→ Problem requirements: Search the entries below. Return every line that has "rently" in it.

→ Provided data:
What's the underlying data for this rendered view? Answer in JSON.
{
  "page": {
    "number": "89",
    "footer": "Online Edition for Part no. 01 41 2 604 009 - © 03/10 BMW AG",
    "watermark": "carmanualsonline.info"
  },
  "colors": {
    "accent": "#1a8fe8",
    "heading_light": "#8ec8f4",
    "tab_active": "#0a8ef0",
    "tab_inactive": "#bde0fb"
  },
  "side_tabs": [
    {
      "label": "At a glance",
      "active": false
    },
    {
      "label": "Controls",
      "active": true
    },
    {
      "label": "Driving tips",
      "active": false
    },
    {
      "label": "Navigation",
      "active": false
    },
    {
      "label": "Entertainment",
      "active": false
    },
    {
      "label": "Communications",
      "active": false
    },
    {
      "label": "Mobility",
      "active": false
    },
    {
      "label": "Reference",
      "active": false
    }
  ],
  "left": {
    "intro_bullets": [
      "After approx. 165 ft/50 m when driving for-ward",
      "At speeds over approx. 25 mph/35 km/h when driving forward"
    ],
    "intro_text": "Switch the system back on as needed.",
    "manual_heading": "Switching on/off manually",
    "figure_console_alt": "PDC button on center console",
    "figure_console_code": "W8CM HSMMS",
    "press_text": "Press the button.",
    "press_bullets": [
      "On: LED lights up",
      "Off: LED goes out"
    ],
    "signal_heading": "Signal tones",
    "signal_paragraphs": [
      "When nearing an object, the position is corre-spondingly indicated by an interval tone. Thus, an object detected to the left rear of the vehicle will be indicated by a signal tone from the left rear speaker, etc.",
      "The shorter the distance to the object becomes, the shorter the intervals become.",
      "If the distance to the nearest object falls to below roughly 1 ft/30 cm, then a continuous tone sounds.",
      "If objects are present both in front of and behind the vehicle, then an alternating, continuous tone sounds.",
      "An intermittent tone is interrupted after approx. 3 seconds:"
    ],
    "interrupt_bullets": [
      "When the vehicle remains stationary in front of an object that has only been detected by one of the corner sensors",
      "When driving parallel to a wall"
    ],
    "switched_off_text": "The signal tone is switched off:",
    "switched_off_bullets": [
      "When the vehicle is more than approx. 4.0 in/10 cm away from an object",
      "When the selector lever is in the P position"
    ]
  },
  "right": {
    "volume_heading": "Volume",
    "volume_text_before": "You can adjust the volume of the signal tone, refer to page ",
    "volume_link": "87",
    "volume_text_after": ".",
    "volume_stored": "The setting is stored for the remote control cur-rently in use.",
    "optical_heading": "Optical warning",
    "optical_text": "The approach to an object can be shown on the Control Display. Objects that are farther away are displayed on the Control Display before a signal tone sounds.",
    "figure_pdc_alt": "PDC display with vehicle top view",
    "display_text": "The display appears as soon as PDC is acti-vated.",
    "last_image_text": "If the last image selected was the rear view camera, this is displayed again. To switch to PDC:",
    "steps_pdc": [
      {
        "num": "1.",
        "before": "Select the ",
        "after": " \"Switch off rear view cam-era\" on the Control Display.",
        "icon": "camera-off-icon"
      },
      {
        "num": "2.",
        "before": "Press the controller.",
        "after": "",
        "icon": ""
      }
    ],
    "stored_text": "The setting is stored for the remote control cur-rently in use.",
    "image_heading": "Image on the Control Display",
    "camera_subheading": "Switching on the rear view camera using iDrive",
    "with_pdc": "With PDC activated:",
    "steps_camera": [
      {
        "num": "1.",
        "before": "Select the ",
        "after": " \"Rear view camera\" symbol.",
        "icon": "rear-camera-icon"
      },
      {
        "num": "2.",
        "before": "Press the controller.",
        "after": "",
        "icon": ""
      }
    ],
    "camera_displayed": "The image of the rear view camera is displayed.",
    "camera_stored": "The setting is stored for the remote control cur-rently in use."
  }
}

---

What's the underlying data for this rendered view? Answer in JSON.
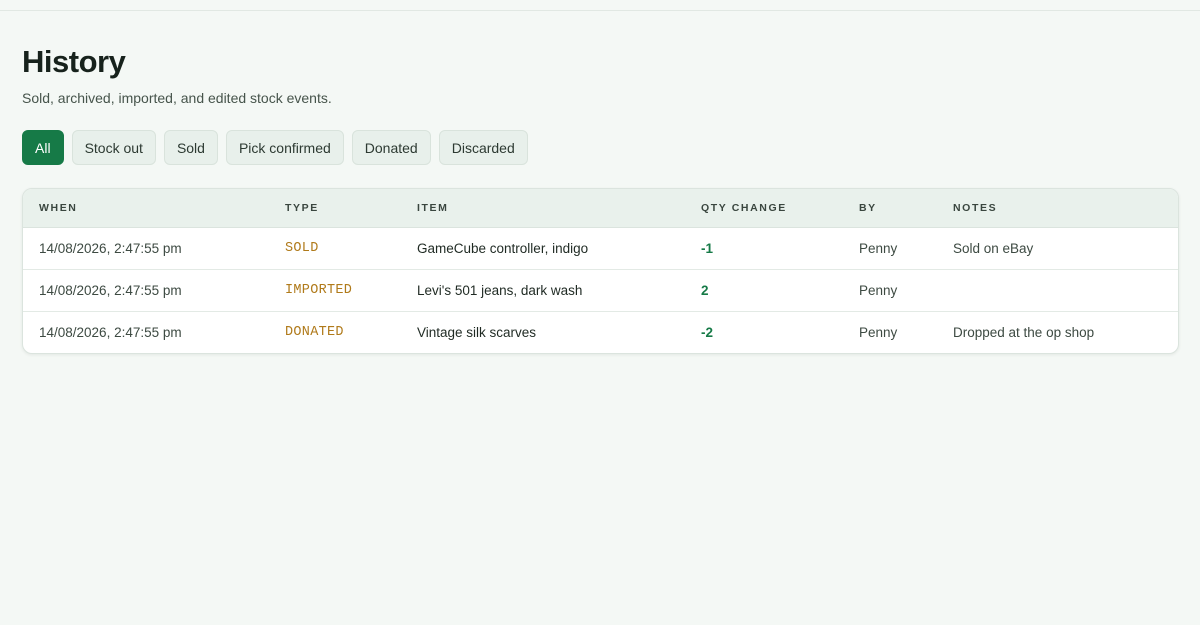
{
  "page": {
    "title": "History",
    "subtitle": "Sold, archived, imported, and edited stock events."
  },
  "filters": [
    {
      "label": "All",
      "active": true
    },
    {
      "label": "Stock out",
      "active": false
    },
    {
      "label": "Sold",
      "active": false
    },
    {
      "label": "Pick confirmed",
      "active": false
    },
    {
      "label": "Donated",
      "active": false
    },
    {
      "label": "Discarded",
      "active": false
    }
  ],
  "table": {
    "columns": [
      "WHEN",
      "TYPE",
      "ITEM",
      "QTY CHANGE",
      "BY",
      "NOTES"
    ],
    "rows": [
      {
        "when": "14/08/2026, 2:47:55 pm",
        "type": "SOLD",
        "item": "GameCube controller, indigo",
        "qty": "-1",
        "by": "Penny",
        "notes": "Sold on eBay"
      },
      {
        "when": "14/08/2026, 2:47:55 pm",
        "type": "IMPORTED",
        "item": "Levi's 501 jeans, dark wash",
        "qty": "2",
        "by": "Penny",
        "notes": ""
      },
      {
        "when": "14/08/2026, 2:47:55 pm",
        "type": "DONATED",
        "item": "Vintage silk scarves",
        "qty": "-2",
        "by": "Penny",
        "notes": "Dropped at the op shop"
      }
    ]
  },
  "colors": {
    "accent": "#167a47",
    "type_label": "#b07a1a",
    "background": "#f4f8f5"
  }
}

→ Solution to this exercise:
    "volume_stored": "The setting is stored for the remote control cur-rently in use.",
    "stored_text": "The setting is stored for the remote control cur-rently in use.",
    "camera_stored": "The setting is stored for the remote control cur-rently in use."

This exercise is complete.